WRITTEN PROBLEM: Would you transcribe all of the data exactly, down to the last character?
+++ MATERIAL TO PROCESS
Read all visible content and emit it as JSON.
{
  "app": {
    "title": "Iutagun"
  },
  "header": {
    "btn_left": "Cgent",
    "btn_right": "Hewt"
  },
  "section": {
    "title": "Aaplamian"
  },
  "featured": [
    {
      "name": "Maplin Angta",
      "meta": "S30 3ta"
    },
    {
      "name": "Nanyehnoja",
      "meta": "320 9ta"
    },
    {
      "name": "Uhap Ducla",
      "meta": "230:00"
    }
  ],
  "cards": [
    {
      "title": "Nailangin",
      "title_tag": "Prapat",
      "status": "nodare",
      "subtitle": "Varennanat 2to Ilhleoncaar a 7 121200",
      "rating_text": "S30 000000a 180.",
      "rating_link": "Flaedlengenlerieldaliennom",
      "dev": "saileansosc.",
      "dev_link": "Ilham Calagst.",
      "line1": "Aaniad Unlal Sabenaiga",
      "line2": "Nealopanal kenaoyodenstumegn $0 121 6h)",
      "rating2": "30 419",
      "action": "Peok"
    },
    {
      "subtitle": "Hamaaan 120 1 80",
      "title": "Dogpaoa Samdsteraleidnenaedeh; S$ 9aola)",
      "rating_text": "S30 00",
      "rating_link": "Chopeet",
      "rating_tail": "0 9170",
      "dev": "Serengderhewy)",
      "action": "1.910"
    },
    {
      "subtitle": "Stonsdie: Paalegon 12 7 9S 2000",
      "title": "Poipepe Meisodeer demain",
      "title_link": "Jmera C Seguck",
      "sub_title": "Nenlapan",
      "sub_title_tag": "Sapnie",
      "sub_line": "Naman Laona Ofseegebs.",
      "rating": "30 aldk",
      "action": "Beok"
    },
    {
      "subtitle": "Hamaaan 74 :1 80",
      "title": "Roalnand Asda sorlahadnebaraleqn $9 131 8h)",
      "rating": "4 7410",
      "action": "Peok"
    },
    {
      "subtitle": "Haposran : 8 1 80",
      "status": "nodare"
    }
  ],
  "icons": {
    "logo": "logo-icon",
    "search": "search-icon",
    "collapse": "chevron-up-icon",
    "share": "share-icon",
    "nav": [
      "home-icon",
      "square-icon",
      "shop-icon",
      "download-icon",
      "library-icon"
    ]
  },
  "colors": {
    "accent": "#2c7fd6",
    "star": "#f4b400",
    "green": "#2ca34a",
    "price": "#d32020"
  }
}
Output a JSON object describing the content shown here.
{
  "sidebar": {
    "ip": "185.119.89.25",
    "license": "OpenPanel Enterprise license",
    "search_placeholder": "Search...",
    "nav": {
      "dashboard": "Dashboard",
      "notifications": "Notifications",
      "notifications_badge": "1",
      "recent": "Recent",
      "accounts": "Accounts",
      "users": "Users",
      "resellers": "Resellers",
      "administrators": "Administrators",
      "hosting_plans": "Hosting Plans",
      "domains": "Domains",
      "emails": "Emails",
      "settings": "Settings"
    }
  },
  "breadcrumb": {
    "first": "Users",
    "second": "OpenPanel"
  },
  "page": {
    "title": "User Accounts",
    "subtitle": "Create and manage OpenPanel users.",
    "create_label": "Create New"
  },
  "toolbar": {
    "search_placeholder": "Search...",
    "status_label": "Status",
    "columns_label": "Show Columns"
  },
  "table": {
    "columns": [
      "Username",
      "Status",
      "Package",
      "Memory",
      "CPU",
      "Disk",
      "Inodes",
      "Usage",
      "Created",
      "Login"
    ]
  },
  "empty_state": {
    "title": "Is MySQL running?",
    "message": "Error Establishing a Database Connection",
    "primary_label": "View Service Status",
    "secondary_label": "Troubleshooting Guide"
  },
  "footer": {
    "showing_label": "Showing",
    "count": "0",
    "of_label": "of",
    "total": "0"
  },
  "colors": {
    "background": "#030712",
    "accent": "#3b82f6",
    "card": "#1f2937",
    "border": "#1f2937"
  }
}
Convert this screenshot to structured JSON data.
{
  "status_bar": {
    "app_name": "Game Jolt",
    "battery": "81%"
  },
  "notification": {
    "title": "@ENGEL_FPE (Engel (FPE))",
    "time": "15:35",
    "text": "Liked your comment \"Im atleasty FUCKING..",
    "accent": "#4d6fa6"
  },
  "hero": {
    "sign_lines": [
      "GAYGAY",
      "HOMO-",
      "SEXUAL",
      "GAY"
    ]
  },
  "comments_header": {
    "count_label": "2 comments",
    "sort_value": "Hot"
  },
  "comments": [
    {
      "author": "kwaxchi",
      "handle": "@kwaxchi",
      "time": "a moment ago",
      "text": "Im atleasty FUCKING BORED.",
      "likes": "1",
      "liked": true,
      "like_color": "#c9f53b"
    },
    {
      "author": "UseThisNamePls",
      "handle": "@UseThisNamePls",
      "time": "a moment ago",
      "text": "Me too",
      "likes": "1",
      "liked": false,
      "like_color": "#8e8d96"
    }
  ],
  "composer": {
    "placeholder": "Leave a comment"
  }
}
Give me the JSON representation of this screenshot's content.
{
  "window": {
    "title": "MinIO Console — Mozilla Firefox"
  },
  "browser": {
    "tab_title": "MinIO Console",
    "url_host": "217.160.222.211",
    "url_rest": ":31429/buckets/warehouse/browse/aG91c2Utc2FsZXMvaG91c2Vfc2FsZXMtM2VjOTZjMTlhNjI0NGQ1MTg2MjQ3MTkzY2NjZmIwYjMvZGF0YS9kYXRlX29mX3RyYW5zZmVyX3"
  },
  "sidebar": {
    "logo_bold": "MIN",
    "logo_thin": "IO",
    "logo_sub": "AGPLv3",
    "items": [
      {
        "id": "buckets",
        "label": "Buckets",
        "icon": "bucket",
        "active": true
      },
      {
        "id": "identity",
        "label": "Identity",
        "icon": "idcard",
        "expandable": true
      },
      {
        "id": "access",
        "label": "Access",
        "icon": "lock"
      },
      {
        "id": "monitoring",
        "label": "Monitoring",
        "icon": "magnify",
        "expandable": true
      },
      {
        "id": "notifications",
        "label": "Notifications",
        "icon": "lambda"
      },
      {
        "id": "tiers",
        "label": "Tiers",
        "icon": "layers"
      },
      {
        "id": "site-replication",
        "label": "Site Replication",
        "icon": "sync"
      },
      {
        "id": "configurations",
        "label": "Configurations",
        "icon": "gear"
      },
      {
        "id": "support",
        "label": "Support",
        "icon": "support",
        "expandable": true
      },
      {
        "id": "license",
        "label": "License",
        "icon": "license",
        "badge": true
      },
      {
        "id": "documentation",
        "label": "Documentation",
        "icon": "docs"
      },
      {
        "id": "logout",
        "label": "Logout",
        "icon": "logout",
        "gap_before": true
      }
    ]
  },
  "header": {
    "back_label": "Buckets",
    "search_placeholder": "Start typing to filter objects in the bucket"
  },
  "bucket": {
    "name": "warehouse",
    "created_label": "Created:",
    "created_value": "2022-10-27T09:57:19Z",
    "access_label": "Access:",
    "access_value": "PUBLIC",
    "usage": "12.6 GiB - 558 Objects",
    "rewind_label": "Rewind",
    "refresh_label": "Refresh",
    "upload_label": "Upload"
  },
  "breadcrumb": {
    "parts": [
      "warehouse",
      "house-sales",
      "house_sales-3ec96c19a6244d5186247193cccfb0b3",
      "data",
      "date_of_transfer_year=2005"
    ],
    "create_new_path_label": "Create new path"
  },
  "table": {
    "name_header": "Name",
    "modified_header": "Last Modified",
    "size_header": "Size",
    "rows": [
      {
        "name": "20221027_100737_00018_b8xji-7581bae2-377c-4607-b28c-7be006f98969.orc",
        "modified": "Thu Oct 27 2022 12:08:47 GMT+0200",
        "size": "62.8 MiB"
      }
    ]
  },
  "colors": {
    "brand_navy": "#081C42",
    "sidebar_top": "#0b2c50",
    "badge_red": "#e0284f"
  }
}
++++++
CORRECT ANSWER:
Read all visible content and emit it as JSON.
{
  "app": {
    "title": "Iutagun"
  },
  "header": {
    "btn_left": "Cgent",
    "btn_right": "Hewt"
  },
  "section": {
    "title": "Aaplamian"
  },
  "featured": [
    {
      "name": "Maplin Angta",
      "meta": "S30 3ta"
    },
    {
      "name": "Nanyehnoja",
      "meta": "320 9ta"
    },
    {
      "name": "Uhap Ducla",
      "meta": "230:00"
    }
  ],
  "cards": [
    {
      "title": "Nailangin",
      "title_tag": "Prapat",
      "status": "nodare",
      "subtitle": "Varennanat 2to Ilhleoncaar a 7 121200",
      "rating_text": "S30 000000a 180.",
      "rating_link": "Flaedlengenlerieldaliennom",
      "dev": "saileansosc.",
      "dev_link": "Ilham Calagst.",
      "line1": "Aaniad Unlal Sabenaiga",
      "line2": "Nealopanal kenaoyodenstumegn $0 121 6h)",
      "rating2": "30 419",
      "action": "Peok"
    },
    {
      "subtitle": "Hamaaan 120 1 80",
      "title": "Dogpaoa Samdsteraleidnenaedeh; S$ 9aola)",
      "rating_text": "S30 00",
      "rating_link": "Chopeet",
      "rating_tail": "0 9170",
      "dev": "Serengderhewy)",
      "action": "1.910"
    },
    {
      "subtitle": "Stonsdie: Paalegon 12 7 9S 2000",
      "title": "Poipepe Meisodeer demain",
      "title_link": "Jmera C Seguck",
      "sub_title": "Nenlapan",
      "sub_title_tag": "Sapnie",
      "sub_line": "Naman Laona Ofseegebs.",
      "rating": "30 aldk",
      "action": "Beok"
    },
    {
      "subtitle": "Hamaaan 74 :1 80",
      "title": "Roalnand Asda sorlahadnebaraleqn $9 131 8h)",
      "rating": "4 7410",
      "action": "Peok"
    },
    {
      "subtitle": "Haposran : 8 1 80",
      "status": "nodare"
    }
  ],
  "icons": {
    "logo": "logo-icon",
    "search": "search-icon",
    "collapse": "chevron-up-icon",
    "share": "share-icon",
    "nav": [
      "home-icon",
      "square-icon",
      "shop-icon",
      "download-icon",
      "library-icon"
    ]
  },
  "colors": {
    "accent": "#2c7fd6",
    "star": "#f4b400",
    "green": "#2ca34a",
    "price": "#d32020"
  }
}
Output a JSON object describing the content shown here.
{
  "sidebar": {
    "ip": "185.119.89.25",
    "license": "OpenPanel Enterprise license",
    "search_placeholder": "Search...",
    "nav": {
      "dashboard": "Dashboard",
      "notifications": "Notifications",
      "notifications_badge": "1",
      "recent": "Recent",
      "accounts": "Accounts",
      "users": "Users",
      "resellers": "Resellers",
      "administrators": "Administrators",
      "hosting_plans": "Hosting Plans",
      "domains": "Domains",
      "emails": "Emails",
      "settings": "Settings"
    }
  },
  "breadcrumb": {
    "first": "Users",
    "second": "OpenPanel"
  },
  "page": {
    "title": "User Accounts",
    "subtitle": "Create and manage OpenPanel users.",
    "create_label": "Create New"
  },
  "toolbar": {
    "search_placeholder": "Search...",
    "status_label": "Status",
    "columns_label": "Show Columns"
  },
  "table": {
    "columns": [
      "Username",
      "Status",
      "Package",
      "Memory",
      "CPU",
      "Disk",
      "Inodes",
      "Usage",
      "Created",
      "Login"
    ]
  },
  "empty_state": {
    "title": "Is MySQL running?",
    "message": "Error Establishing a Database Connection",
    "primary_label": "View Service Status",
    "secondary_label": "Troubleshooting Guide"
  },
  "footer": {
    "showing_label": "Showing",
    "count": "0",
    "of_label": "of",
    "total": "0"
  },
  "colors": {
    "background": "#030712",
    "accent": "#3b82f6",
    "card": "#1f2937",
    "border": "#1f2937"
  }
}
Convert this screenshot to structured JSON data.
{
  "status_bar": {
    "app_name": "Game Jolt",
    "battery": "81%"
  },
  "notification": {
    "title": "@ENGEL_FPE (Engel (FPE))",
    "time": "15:35",
    "text": "Liked your comment \"Im atleasty FUCKING..",
    "accent": "#4d6fa6"
  },
  "hero": {
    "sign_lines": [
      "GAYGAY",
      "HOMO-",
      "SEXUAL",
      "GAY"
    ]
  },
  "comments_header": {
    "count_label": "2 comments",
    "sort_value": "Hot"
  },
  "comments": [
    {
      "author": "kwaxchi",
      "handle": "@kwaxchi",
      "time": "a moment ago",
      "text": "Im atleasty FUCKING BORED.",
      "likes": "1",
      "liked": true,
      "like_color": "#c9f53b"
    },
    {
      "author": "UseThisNamePls",
      "handle": "@UseThisNamePls",
      "time": "a moment ago",
      "text": "Me too",
      "likes": "1",
      "liked": false,
      "like_color": "#8e8d96"
    }
  ],
  "composer": {
    "placeholder": "Leave a comment"
  }
}
Give me the JSON representation of this screenshot's content.
{
  "window": {
    "title": "MinIO Console — Mozilla Firefox"
  },
  "browser": {
    "tab_title": "MinIO Console",
    "url_host": "217.160.222.211",
    "url_rest": ":31429/buckets/warehouse/browse/aG91c2Utc2FsZXMvaG91c2Vfc2FsZXMtM2VjOTZjMTlhNjI0NGQ1MTg2MjQ3MTkzY2NjZmIwYjMvZGF0YS9kYXRlX29mX3RyYW5zZmVyX3"
  },
  "sidebar": {
    "logo_bold": "MIN",
    "logo_thin": "IO",
    "logo_sub": "AGPLv3",
    "items": [
      {
        "id": "buckets",
        "label": "Buckets",
        "icon": "bucket",
        "active": true
      },
      {
        "id": "identity",
        "label": "Identity",
        "icon": "idcard",
        "expandable": true
      },
      {
        "id": "access",
        "label": "Access",
        "icon": "lock"
      },
      {
        "id": "monitoring",
        "label": "Monitoring",
        "icon": "magnify",
        "expandable": true
      },
      {
        "id": "notifications",
        "label": "Notifications",
        "icon": "lambda"
      },
      {
        "id": "tiers",
        "label": "Tiers",
        "icon": "layers"
      },
      {
        "id": "site-replication",
        "label": "Site Replication",
        "icon": "sync"
      },
      {
        "id": "configurations",
        "label": "Configurations",
        "icon": "gear"
      },
      {
        "id": "support",
        "label": "Support",
        "icon": "support",
        "expandable": true
      },
      {
        "id": "license",
        "label": "License",
        "icon": "license",
        "badge": true
      },
      {
        "id": "documentation",
        "label": "Documentation",
        "icon": "docs"
      },
      {
        "id": "logout",
        "label": "Logout",
        "icon": "logout",
        "gap_before": true
      }
    ]
  },
  "header": {
    "back_label": "Buckets",
    "search_placeholder": "Start typing to filter objects in the bucket"
  },
  "bucket": {
    "name": "warehouse",
    "created_label": "Created:",
    "created_value": "2022-10-27T09:57:19Z",
    "access_label": "Access:",
    "access_value": "PUBLIC",
    "usage": "12.6 GiB - 558 Objects",
    "rewind_label": "Rewind",
    "refresh_label": "Refresh",
    "upload_label": "Upload"
  },
  "breadcrumb": {
    "parts": [
      "warehouse",
      "house-sales",
      "house_sales-3ec96c19a6244d5186247193cccfb0b3",
      "data",
      "date_of_transfer_year=2005"
    ],
    "create_new_path_label": "Create new path"
  },
  "table": {
    "name_header": "Name",
    "modified_header": "Last Modified",
    "size_header": "Size",
    "rows": [
      {
        "name": "20221027_100737_00018_b8xji-7581bae2-377c-4607-b28c-7be006f98969.orc",
        "modified": "Thu Oct 27 2022 12:08:47 GMT+0200",
        "size": "62.8 MiB"
      }
    ]
  },
  "colors": {
    "brand_navy": "#081C42",
    "sidebar_top": "#0b2c50",
    "badge_red": "#e0284f"
  }
}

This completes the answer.